» Records shown
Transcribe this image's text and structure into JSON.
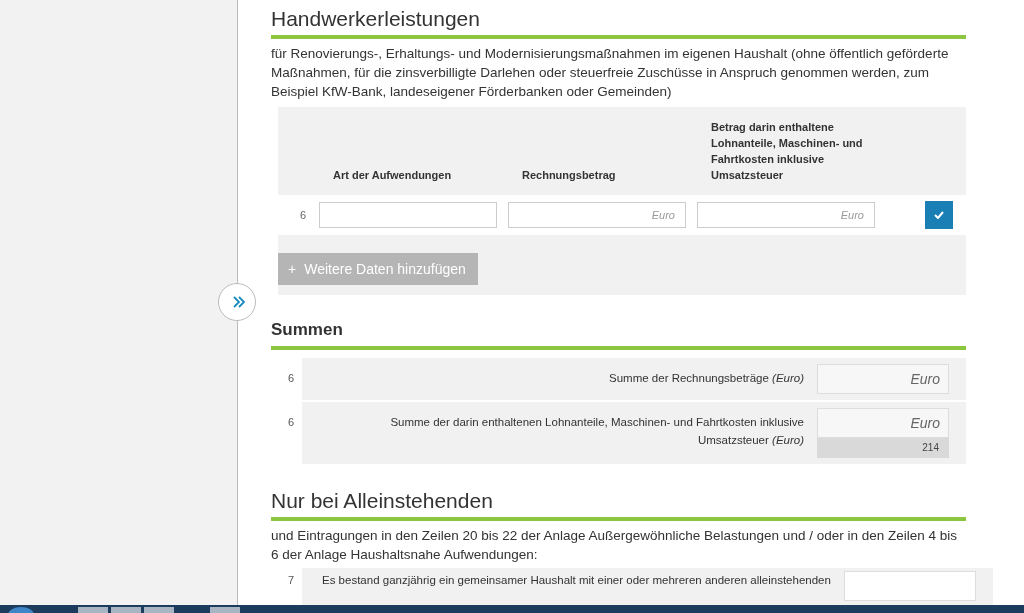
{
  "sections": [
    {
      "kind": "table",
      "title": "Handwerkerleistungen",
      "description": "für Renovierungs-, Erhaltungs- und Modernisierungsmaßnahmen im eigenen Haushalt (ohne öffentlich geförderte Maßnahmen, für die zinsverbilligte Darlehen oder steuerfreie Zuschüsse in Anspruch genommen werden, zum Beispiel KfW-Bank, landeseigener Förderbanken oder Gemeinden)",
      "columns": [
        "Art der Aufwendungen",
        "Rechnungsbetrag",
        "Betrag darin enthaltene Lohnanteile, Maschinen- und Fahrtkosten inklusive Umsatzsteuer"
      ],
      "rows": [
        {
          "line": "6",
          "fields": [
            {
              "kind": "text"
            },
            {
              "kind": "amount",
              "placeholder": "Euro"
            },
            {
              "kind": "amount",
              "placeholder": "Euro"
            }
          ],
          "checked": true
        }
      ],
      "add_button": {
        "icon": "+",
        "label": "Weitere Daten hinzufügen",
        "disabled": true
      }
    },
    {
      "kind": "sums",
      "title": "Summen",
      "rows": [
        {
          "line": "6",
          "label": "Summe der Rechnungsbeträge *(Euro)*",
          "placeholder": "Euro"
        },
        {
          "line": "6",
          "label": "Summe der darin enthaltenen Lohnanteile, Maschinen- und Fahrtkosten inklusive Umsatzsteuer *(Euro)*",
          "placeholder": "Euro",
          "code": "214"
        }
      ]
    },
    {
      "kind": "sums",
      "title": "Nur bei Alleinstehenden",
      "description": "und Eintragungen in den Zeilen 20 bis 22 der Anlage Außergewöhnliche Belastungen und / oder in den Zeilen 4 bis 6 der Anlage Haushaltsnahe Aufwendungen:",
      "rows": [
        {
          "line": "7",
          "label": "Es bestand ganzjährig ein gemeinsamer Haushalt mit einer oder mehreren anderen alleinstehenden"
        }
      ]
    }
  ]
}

» About this exercise
Would you copy each line above exactly as given, dropping any images?

» Answer to this exercise
Transcribe this image's text and structure into JSON.
{
  "sections": [
    {
      "kind": "table",
      "title": "Handwerkerleistungen",
      "description": "für Renovierungs-, Erhaltungs- und Modernisierungsmaßnahmen im eigenen Haushalt (ohne öffentlich geförderte Maßnahmen, für die zinsverbilligte Darlehen oder steuerfreie Zuschüsse in Anspruch genommen werden, zum Beispiel KfW-Bank, landeseigener Förderbanken oder Gemeinden)",
      "columns": [
        "Art der Aufwendungen",
        "Rechnungsbetrag",
        "Betrag darin enthaltene Lohnanteile, Maschinen- und Fahrtkosten inklusive Umsatzsteuer"
      ],
      "rows": [
        {
          "line": "6",
          "fields": [
            {
              "kind": "text"
            },
            {
              "kind": "amount",
              "placeholder": "Euro"
            },
            {
              "kind": "amount",
              "placeholder": "Euro"
            }
          ],
          "checked": true
        }
      ],
      "add_button": {
        "icon": "+",
        "label": "Weitere Daten hinzufügen",
        "disabled": true
      }
    },
    {
      "kind": "sums",
      "title": "Summen",
      "rows": [
        {
          "line": "6",
          "label": "Summe der Rechnungsbeträge *(Euro)*",
          "placeholder": "Euro"
        },
        {
          "line": "6",
          "label": "Summe der darin enthaltenen Lohnanteile, Maschinen- und Fahrtkosten inklusive Umsatzsteuer *(Euro)*",
          "placeholder": "Euro",
          "code": "214"
        }
      ]
    },
    {
      "kind": "sums",
      "title": "Nur bei Alleinstehenden",
      "description": "und Eintragungen in den Zeilen 20 bis 22 der Anlage Außergewöhnliche Belastungen und / oder in den Zeilen 4 bis 6 der Anlage Haushaltsnahe Aufwendungen:",
      "rows": [
        {
          "line": "7",
          "label": "Es bestand ganzjährig ein gemeinsamer Haushalt mit einer oder mehreren anderen alleinstehenden"
        }
      ]
    }
  ]
}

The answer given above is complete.